Figure record listings:
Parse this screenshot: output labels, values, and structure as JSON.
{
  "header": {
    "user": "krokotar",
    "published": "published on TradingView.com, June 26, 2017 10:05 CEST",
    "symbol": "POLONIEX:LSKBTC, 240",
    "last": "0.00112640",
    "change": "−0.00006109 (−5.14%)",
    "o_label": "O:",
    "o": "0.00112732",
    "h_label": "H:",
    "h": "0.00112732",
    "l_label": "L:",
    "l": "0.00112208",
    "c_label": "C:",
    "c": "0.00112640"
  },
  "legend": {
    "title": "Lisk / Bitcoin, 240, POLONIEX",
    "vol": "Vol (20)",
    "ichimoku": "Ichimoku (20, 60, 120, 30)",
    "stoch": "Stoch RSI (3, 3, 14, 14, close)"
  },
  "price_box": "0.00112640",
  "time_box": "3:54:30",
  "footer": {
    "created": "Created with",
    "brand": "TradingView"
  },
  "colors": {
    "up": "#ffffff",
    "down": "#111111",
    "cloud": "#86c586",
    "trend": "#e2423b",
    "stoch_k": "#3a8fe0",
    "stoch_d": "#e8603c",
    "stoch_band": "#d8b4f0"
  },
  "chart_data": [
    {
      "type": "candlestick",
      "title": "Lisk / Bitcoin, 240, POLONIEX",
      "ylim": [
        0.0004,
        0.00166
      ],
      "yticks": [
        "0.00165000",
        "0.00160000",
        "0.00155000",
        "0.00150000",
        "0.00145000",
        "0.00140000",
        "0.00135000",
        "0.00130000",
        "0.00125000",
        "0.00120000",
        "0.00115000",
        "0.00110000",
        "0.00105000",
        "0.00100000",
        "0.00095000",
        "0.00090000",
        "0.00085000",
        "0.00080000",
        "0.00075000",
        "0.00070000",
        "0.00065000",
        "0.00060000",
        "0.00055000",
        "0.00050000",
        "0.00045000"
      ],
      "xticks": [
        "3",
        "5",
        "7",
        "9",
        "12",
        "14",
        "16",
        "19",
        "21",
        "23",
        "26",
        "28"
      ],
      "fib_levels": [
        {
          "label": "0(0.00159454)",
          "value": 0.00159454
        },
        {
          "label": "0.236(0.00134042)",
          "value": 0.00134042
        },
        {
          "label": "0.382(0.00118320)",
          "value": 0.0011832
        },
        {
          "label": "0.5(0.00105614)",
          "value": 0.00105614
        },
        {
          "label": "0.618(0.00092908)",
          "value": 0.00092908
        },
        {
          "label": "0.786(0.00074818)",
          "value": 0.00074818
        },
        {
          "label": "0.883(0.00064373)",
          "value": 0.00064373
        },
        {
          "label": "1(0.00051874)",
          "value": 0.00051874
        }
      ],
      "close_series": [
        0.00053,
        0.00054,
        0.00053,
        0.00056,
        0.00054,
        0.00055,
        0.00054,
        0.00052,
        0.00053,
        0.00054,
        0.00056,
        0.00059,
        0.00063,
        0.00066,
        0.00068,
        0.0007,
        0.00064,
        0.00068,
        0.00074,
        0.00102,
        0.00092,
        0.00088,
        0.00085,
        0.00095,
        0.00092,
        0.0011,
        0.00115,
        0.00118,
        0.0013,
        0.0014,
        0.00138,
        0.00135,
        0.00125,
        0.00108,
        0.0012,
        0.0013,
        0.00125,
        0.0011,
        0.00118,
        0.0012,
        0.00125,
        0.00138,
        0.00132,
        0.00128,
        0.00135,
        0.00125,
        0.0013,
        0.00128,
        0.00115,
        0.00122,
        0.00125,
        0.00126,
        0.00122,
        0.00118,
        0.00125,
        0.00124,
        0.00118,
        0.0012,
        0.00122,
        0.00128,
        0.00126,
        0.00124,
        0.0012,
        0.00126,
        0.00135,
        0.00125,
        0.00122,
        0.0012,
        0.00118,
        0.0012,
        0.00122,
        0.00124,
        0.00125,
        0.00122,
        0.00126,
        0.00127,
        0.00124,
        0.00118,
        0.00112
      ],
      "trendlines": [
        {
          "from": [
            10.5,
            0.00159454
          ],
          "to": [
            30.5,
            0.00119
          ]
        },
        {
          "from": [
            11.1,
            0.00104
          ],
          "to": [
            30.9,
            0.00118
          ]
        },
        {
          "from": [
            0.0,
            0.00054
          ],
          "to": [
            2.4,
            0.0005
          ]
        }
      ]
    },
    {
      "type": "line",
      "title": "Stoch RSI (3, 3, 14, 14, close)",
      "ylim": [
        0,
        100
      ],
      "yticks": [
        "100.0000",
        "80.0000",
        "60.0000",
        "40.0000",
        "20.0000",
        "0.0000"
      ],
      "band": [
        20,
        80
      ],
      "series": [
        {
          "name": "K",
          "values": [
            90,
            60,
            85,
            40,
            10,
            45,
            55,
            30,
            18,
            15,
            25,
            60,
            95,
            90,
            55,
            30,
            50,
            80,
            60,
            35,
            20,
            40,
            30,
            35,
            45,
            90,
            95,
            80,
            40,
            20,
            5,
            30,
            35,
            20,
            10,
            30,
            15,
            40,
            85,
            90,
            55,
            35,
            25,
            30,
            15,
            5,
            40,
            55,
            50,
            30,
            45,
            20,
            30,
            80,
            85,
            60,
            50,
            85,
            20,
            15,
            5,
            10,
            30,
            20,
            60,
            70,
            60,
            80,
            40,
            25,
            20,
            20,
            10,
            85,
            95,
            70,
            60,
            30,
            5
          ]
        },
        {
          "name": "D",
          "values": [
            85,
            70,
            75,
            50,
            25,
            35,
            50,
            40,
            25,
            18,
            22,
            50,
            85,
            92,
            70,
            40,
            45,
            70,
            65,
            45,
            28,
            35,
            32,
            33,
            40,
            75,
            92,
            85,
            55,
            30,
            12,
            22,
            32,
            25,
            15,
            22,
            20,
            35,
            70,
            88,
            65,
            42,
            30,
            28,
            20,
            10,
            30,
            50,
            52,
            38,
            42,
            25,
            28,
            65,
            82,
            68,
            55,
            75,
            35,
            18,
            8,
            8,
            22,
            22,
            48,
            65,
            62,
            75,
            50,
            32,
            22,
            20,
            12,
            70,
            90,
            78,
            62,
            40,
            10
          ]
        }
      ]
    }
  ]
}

> [Stated goal]
Output an exact copy of each record.

> [Expected output]
Parse this screenshot: output labels, values, and structure as JSON.
{
  "header": {
    "user": "krokotar",
    "published": "published on TradingView.com, June 26, 2017 10:05 CEST",
    "symbol": "POLONIEX:LSKBTC, 240",
    "last": "0.00112640",
    "change": "−0.00006109 (−5.14%)",
    "o_label": "O:",
    "o": "0.00112732",
    "h_label": "H:",
    "h": "0.00112732",
    "l_label": "L:",
    "l": "0.00112208",
    "c_label": "C:",
    "c": "0.00112640"
  },
  "legend": {
    "title": "Lisk / Bitcoin, 240, POLONIEX",
    "vol": "Vol (20)",
    "ichimoku": "Ichimoku (20, 60, 120, 30)",
    "stoch": "Stoch RSI (3, 3, 14, 14, close)"
  },
  "price_box": "0.00112640",
  "time_box": "3:54:30",
  "footer": {
    "created": "Created with",
    "brand": "TradingView"
  },
  "colors": {
    "up": "#ffffff",
    "down": "#111111",
    "cloud": "#86c586",
    "trend": "#e2423b",
    "stoch_k": "#3a8fe0",
    "stoch_d": "#e8603c",
    "stoch_band": "#d8b4f0"
  },
  "chart_data": [
    {
      "type": "candlestick",
      "title": "Lisk / Bitcoin, 240, POLONIEX",
      "ylim": [
        0.0004,
        0.00166
      ],
      "yticks": [
        "0.00165000",
        "0.00160000",
        "0.00155000",
        "0.00150000",
        "0.00145000",
        "0.00140000",
        "0.00135000",
        "0.00130000",
        "0.00125000",
        "0.00120000",
        "0.00115000",
        "0.00110000",
        "0.00105000",
        "0.00100000",
        "0.00095000",
        "0.00090000",
        "0.00085000",
        "0.00080000",
        "0.00075000",
        "0.00070000",
        "0.00065000",
        "0.00060000",
        "0.00055000",
        "0.00050000",
        "0.00045000"
      ],
      "xticks": [
        "3",
        "5",
        "7",
        "9",
        "12",
        "14",
        "16",
        "19",
        "21",
        "23",
        "26",
        "28"
      ],
      "fib_levels": [
        {
          "label": "0(0.00159454)",
          "value": 0.00159454
        },
        {
          "label": "0.236(0.00134042)",
          "value": 0.00134042
        },
        {
          "label": "0.382(0.00118320)",
          "value": 0.0011832
        },
        {
          "label": "0.5(0.00105614)",
          "value": 0.00105614
        },
        {
          "label": "0.618(0.00092908)",
          "value": 0.00092908
        },
        {
          "label": "0.786(0.00074818)",
          "value": 0.00074818
        },
        {
          "label": "0.883(0.00064373)",
          "value": 0.00064373
        },
        {
          "label": "1(0.00051874)",
          "value": 0.00051874
        }
      ],
      "close_series": [
        0.00053,
        0.00054,
        0.00053,
        0.00056,
        0.00054,
        0.00055,
        0.00054,
        0.00052,
        0.00053,
        0.00054,
        0.00056,
        0.00059,
        0.00063,
        0.00066,
        0.00068,
        0.0007,
        0.00064,
        0.00068,
        0.00074,
        0.00102,
        0.00092,
        0.00088,
        0.00085,
        0.00095,
        0.00092,
        0.0011,
        0.00115,
        0.00118,
        0.0013,
        0.0014,
        0.00138,
        0.00135,
        0.00125,
        0.00108,
        0.0012,
        0.0013,
        0.00125,
        0.0011,
        0.00118,
        0.0012,
        0.00125,
        0.00138,
        0.00132,
        0.00128,
        0.00135,
        0.00125,
        0.0013,
        0.00128,
        0.00115,
        0.00122,
        0.00125,
        0.00126,
        0.00122,
        0.00118,
        0.00125,
        0.00124,
        0.00118,
        0.0012,
        0.00122,
        0.00128,
        0.00126,
        0.00124,
        0.0012,
        0.00126,
        0.00135,
        0.00125,
        0.00122,
        0.0012,
        0.00118,
        0.0012,
        0.00122,
        0.00124,
        0.00125,
        0.00122,
        0.00126,
        0.00127,
        0.00124,
        0.00118,
        0.00112
      ],
      "trendlines": [
        {
          "from": [
            10.5,
            0.00159454
          ],
          "to": [
            30.5,
            0.00119
          ]
        },
        {
          "from": [
            11.1,
            0.00104
          ],
          "to": [
            30.9,
            0.00118
          ]
        },
        {
          "from": [
            0.0,
            0.00054
          ],
          "to": [
            2.4,
            0.0005
          ]
        }
      ]
    },
    {
      "type": "line",
      "title": "Stoch RSI (3, 3, 14, 14, close)",
      "ylim": [
        0,
        100
      ],
      "yticks": [
        "100.0000",
        "80.0000",
        "60.0000",
        "40.0000",
        "20.0000",
        "0.0000"
      ],
      "band": [
        20,
        80
      ],
      "series": [
        {
          "name": "K",
          "values": [
            90,
            60,
            85,
            40,
            10,
            45,
            55,
            30,
            18,
            15,
            25,
            60,
            95,
            90,
            55,
            30,
            50,
            80,
            60,
            35,
            20,
            40,
            30,
            35,
            45,
            90,
            95,
            80,
            40,
            20,
            5,
            30,
            35,
            20,
            10,
            30,
            15,
            40,
            85,
            90,
            55,
            35,
            25,
            30,
            15,
            5,
            40,
            55,
            50,
            30,
            45,
            20,
            30,
            80,
            85,
            60,
            50,
            85,
            20,
            15,
            5,
            10,
            30,
            20,
            60,
            70,
            60,
            80,
            40,
            25,
            20,
            20,
            10,
            85,
            95,
            70,
            60,
            30,
            5
          ]
        },
        {
          "name": "D",
          "values": [
            85,
            70,
            75,
            50,
            25,
            35,
            50,
            40,
            25,
            18,
            22,
            50,
            85,
            92,
            70,
            40,
            45,
            70,
            65,
            45,
            28,
            35,
            32,
            33,
            40,
            75,
            92,
            85,
            55,
            30,
            12,
            22,
            32,
            25,
            15,
            22,
            20,
            35,
            70,
            88,
            65,
            42,
            30,
            28,
            20,
            10,
            30,
            50,
            52,
            38,
            42,
            25,
            28,
            65,
            82,
            68,
            55,
            75,
            35,
            18,
            8,
            8,
            22,
            22,
            48,
            65,
            62,
            75,
            50,
            32,
            22,
            20,
            12,
            70,
            90,
            78,
            62,
            40,
            10
          ]
        }
      ]
    }
  ]
}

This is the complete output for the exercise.